* [Directions]
Return the listing below verbatim. Pictures do not belong in the copy.

═════ Raw records

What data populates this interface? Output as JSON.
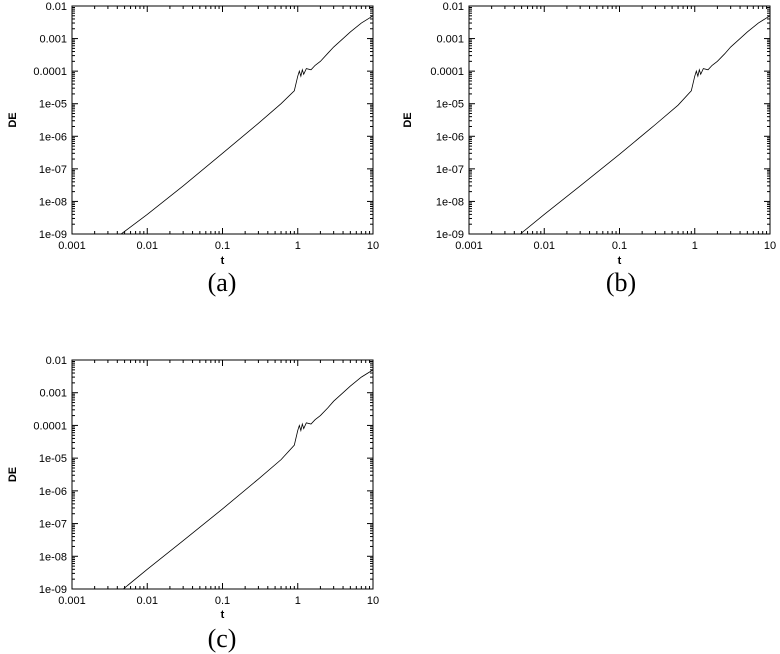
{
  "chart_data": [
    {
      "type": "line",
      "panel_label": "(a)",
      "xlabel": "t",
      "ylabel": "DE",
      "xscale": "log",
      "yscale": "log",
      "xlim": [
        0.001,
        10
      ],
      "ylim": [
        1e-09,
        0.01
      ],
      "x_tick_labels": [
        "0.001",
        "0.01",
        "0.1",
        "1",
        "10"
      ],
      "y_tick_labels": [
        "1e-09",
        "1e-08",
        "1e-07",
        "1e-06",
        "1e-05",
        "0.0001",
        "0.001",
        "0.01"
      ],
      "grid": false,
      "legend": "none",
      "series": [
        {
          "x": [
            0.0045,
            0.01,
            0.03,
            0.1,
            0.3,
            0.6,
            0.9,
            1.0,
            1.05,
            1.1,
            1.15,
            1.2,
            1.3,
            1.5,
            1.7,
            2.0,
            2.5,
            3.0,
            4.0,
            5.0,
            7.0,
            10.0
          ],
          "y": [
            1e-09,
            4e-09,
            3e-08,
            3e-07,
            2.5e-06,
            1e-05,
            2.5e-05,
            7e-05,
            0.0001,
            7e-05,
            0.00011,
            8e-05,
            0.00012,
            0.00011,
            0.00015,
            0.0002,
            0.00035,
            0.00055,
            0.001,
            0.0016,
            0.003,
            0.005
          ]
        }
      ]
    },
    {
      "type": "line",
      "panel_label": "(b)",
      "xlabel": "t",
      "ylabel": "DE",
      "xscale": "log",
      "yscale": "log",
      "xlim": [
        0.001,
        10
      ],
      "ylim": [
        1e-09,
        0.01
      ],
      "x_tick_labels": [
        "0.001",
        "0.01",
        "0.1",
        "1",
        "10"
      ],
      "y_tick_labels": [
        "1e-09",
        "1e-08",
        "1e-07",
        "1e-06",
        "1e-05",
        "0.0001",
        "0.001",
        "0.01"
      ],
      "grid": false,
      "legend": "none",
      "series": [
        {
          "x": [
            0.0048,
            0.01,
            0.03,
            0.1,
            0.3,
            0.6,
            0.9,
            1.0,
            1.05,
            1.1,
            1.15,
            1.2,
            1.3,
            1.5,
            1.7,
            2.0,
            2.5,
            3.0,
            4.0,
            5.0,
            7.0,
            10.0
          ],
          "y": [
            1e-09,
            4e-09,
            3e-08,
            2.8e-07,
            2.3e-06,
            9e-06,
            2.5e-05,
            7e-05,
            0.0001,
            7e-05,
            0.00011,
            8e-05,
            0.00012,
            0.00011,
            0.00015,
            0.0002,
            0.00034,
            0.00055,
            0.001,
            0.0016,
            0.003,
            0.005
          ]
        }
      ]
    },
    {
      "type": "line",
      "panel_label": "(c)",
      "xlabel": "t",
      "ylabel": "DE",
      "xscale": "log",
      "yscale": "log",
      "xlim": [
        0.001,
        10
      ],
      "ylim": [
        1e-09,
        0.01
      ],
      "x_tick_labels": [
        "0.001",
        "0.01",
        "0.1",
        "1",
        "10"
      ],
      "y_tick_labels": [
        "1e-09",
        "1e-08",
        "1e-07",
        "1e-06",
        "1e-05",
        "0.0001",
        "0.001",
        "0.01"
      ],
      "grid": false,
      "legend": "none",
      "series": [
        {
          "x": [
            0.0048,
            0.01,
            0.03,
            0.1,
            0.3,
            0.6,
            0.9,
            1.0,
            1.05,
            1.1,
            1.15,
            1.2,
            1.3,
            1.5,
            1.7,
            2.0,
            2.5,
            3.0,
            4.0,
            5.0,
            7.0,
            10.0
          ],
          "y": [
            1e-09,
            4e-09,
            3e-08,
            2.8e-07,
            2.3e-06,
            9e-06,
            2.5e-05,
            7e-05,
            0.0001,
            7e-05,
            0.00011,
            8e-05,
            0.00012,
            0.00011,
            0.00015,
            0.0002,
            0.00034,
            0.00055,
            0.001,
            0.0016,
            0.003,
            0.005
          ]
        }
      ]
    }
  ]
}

══════════

* [Solution to the problem]
What data populates this interface? Output as JSON.
{
  "chart_data": [
    {
      "type": "line",
      "panel_label": "(a)",
      "xlabel": "t",
      "ylabel": "DE",
      "xscale": "log",
      "yscale": "log",
      "xlim": [
        0.001,
        10
      ],
      "ylim": [
        1e-09,
        0.01
      ],
      "x_tick_labels": [
        "0.001",
        "0.01",
        "0.1",
        "1",
        "10"
      ],
      "y_tick_labels": [
        "1e-09",
        "1e-08",
        "1e-07",
        "1e-06",
        "1e-05",
        "0.0001",
        "0.001",
        "0.01"
      ],
      "grid": false,
      "legend": "none",
      "series": [
        {
          "x": [
            0.0045,
            0.01,
            0.03,
            0.1,
            0.3,
            0.6,
            0.9,
            1.0,
            1.05,
            1.1,
            1.15,
            1.2,
            1.3,
            1.5,
            1.7,
            2.0,
            2.5,
            3.0,
            4.0,
            5.0,
            7.0,
            10.0
          ],
          "y": [
            1e-09,
            4e-09,
            3e-08,
            3e-07,
            2.5e-06,
            1e-05,
            2.5e-05,
            7e-05,
            0.0001,
            7e-05,
            0.00011,
            8e-05,
            0.00012,
            0.00011,
            0.00015,
            0.0002,
            0.00035,
            0.00055,
            0.001,
            0.0016,
            0.003,
            0.005
          ]
        }
      ]
    },
    {
      "type": "line",
      "panel_label": "(b)",
      "xlabel": "t",
      "ylabel": "DE",
      "xscale": "log",
      "yscale": "log",
      "xlim": [
        0.001,
        10
      ],
      "ylim": [
        1e-09,
        0.01
      ],
      "x_tick_labels": [
        "0.001",
        "0.01",
        "0.1",
        "1",
        "10"
      ],
      "y_tick_labels": [
        "1e-09",
        "1e-08",
        "1e-07",
        "1e-06",
        "1e-05",
        "0.0001",
        "0.001",
        "0.01"
      ],
      "grid": false,
      "legend": "none",
      "series": [
        {
          "x": [
            0.0048,
            0.01,
            0.03,
            0.1,
            0.3,
            0.6,
            0.9,
            1.0,
            1.05,
            1.1,
            1.15,
            1.2,
            1.3,
            1.5,
            1.7,
            2.0,
            2.5,
            3.0,
            4.0,
            5.0,
            7.0,
            10.0
          ],
          "y": [
            1e-09,
            4e-09,
            3e-08,
            2.8e-07,
            2.3e-06,
            9e-06,
            2.5e-05,
            7e-05,
            0.0001,
            7e-05,
            0.00011,
            8e-05,
            0.00012,
            0.00011,
            0.00015,
            0.0002,
            0.00034,
            0.00055,
            0.001,
            0.0016,
            0.003,
            0.005
          ]
        }
      ]
    },
    {
      "type": "line",
      "panel_label": "(c)",
      "xlabel": "t",
      "ylabel": "DE",
      "xscale": "log",
      "yscale": "log",
      "xlim": [
        0.001,
        10
      ],
      "ylim": [
        1e-09,
        0.01
      ],
      "x_tick_labels": [
        "0.001",
        "0.01",
        "0.1",
        "1",
        "10"
      ],
      "y_tick_labels": [
        "1e-09",
        "1e-08",
        "1e-07",
        "1e-06",
        "1e-05",
        "0.0001",
        "0.001",
        "0.01"
      ],
      "grid": false,
      "legend": "none",
      "series": [
        {
          "x": [
            0.0048,
            0.01,
            0.03,
            0.1,
            0.3,
            0.6,
            0.9,
            1.0,
            1.05,
            1.1,
            1.15,
            1.2,
            1.3,
            1.5,
            1.7,
            2.0,
            2.5,
            3.0,
            4.0,
            5.0,
            7.0,
            10.0
          ],
          "y": [
            1e-09,
            4e-09,
            3e-08,
            2.8e-07,
            2.3e-06,
            9e-06,
            2.5e-05,
            7e-05,
            0.0001,
            7e-05,
            0.00011,
            8e-05,
            0.00012,
            0.00011,
            0.00015,
            0.0002,
            0.00034,
            0.00055,
            0.001,
            0.0016,
            0.003,
            0.005
          ]
        }
      ]
    }
  ]
}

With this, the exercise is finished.